• WHAT YOU HAVE TO DO
Make an exact copy of the listing below.

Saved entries
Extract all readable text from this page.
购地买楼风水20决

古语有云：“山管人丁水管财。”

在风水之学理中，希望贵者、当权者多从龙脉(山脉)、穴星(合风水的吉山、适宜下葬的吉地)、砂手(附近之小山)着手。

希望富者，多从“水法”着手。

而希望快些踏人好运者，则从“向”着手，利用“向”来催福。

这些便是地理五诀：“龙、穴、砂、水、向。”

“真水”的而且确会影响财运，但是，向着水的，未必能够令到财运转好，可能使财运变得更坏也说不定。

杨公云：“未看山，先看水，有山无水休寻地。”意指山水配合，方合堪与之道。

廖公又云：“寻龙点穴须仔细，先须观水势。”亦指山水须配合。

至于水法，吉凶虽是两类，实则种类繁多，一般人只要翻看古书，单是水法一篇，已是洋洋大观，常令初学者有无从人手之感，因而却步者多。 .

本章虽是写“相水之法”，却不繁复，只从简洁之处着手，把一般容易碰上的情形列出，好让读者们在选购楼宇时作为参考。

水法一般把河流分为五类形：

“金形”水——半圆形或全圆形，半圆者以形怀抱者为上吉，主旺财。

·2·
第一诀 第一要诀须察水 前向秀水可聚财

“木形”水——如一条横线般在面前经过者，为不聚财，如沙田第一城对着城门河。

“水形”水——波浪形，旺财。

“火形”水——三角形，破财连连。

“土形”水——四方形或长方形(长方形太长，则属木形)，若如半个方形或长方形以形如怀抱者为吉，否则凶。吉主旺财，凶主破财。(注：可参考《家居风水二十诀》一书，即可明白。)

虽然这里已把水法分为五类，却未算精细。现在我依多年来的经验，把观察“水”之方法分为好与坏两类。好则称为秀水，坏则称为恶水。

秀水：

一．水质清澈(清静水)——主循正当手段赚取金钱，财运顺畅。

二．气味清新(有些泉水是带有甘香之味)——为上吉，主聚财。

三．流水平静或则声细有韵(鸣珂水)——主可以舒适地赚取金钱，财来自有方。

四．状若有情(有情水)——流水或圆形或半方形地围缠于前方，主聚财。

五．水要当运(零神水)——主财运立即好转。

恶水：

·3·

• TASK ANSWER
Extract all readable text from this page.
购地买楼风水20决

古语有云：“山管人丁水管财。”

在风水之学理中，希望贵者、当权者多从龙脉(山脉)、穴星(合风水的吉山、适宜下葬的吉地)、砂手(附近之小山)着手。

希望富者，多从“水法”着手。

而希望快些踏人好运者，则从“向”着手，利用“向”来催福。

这些便是地理五诀：“龙、穴、砂、水、向。”

“真水”的而且确会影响财运，但是，向着水的，未必能够令到财运转好，可能使财运变得更坏也说不定。

杨公云：“未看山，先看水，有山无水休寻地。”意指山水配合，方合堪与之道。

廖公又云：“寻龙点穴须仔细，先须观水势。”亦指山水须配合。

至于水法，吉凶虽是两类，实则种类繁多，一般人只要翻看古书，单是水法一篇，已是洋洋大观，常令初学者有无从人手之感，因而却步者多。 .

本章虽是写“相水之法”，却不繁复，只从简洁之处着手，把一般容易碰上的情形列出，好让读者们在选购楼宇时作为参考。

水法一般把河流分为五类形：

“金形”水——半圆形或全圆形，半圆者以形怀抱者为上吉，主旺财。

·2·
第一诀 第一要诀须察水 前向秀水可聚财

“木形”水——如一条横线般在面前经过者，为不聚财，如沙田第一城对着城门河。

“水形”水——波浪形，旺财。

“火形”水——三角形，破财连连。

“土形”水——四方形或长方形(长方形太长，则属木形)，若如半个方形或长方形以形如怀抱者为吉，否则凶。吉主旺财，凶主破财。(注：可参考《家居风水二十诀》一书，即可明白。)

虽然这里已把水法分为五类，却未算精细。现在我依多年来的经验，把观察“水”之方法分为好与坏两类。好则称为秀水，坏则称为恶水。

秀水：

一．水质清澈(清静水)——主循正当手段赚取金钱，财运顺畅。

二．气味清新(有些泉水是带有甘香之味)——为上吉，主聚财。

三．流水平静或则声细有韵(鸣珂水)——主可以舒适地赚取金钱，财来自有方。

四．状若有情(有情水)——流水或圆形或半方形地围缠于前方，主聚财。

五．水要当运(零神水)——主财运立即好转。

恶水：

·3·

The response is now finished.